• **Job**
Reproduce the records below in their entirety, character for character.

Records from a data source
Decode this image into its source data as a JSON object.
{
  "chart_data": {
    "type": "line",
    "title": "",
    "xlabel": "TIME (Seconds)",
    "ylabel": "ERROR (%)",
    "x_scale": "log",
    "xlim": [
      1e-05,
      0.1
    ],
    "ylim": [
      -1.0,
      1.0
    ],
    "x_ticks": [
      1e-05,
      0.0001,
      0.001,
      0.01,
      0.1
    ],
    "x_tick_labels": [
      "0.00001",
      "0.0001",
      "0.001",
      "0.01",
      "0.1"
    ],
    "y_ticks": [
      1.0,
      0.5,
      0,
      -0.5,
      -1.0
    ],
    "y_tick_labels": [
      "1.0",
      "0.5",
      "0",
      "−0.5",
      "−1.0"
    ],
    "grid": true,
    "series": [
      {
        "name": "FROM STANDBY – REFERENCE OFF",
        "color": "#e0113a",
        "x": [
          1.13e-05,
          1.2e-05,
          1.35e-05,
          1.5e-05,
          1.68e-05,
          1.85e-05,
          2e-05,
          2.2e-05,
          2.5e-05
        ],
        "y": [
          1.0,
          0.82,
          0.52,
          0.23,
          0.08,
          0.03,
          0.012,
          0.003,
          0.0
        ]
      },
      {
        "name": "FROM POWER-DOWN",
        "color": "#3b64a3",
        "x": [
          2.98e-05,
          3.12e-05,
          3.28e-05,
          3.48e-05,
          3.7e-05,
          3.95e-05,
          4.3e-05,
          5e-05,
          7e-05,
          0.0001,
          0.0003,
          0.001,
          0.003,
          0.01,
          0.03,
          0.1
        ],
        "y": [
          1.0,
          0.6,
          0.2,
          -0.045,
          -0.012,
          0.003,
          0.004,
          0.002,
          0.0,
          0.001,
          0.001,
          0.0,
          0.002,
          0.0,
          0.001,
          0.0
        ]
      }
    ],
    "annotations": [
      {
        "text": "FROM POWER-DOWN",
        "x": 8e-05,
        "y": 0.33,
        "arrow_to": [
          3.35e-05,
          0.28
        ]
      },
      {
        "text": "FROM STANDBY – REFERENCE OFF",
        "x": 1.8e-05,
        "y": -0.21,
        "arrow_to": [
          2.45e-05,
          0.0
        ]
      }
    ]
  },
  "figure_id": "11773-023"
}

• **Written response**
Decode this image into its source data as a JSON object.
{
  "chart_data": {
    "type": "line",
    "title": "",
    "xlabel": "TIME (Seconds)",
    "ylabel": "ERROR (%)",
    "x_scale": "log",
    "xlim": [
      1e-05,
      0.1
    ],
    "ylim": [
      -1.0,
      1.0
    ],
    "x_ticks": [
      1e-05,
      0.0001,
      0.001,
      0.01,
      0.1
    ],
    "x_tick_labels": [
      "0.00001",
      "0.0001",
      "0.001",
      "0.01",
      "0.1"
    ],
    "y_ticks": [
      1.0,
      0.5,
      0,
      -0.5,
      -1.0
    ],
    "y_tick_labels": [
      "1.0",
      "0.5",
      "0",
      "−0.5",
      "−1.0"
    ],
    "grid": true,
    "series": [
      {
        "name": "FROM STANDBY – REFERENCE OFF",
        "color": "#e0113a",
        "x": [
          1.13e-05,
          1.2e-05,
          1.35e-05,
          1.5e-05,
          1.68e-05,
          1.85e-05,
          2e-05,
          2.2e-05,
          2.5e-05
        ],
        "y": [
          1.0,
          0.82,
          0.52,
          0.23,
          0.08,
          0.03,
          0.012,
          0.003,
          0.0
        ]
      },
      {
        "name": "FROM POWER-DOWN",
        "color": "#3b64a3",
        "x": [
          2.98e-05,
          3.12e-05,
          3.28e-05,
          3.48e-05,
          3.7e-05,
          3.95e-05,
          4.3e-05,
          5e-05,
          7e-05,
          0.0001,
          0.0003,
          0.001,
          0.003,
          0.01,
          0.03,
          0.1
        ],
        "y": [
          1.0,
          0.6,
          0.2,
          -0.045,
          -0.012,
          0.003,
          0.004,
          0.002,
          0.0,
          0.001,
          0.001,
          0.0,
          0.002,
          0.0,
          0.001,
          0.0
        ]
      }
    ],
    "annotations": [
      {
        "text": "FROM POWER-DOWN",
        "x": 8e-05,
        "y": 0.33,
        "arrow_to": [
          3.35e-05,
          0.28
        ]
      },
      {
        "text": "FROM STANDBY – REFERENCE OFF",
        "x": 1.8e-05,
        "y": -0.21,
        "arrow_to": [
          2.45e-05,
          0.0
        ]
      }
    ]
  },
  "figure_id": "11773-023"
}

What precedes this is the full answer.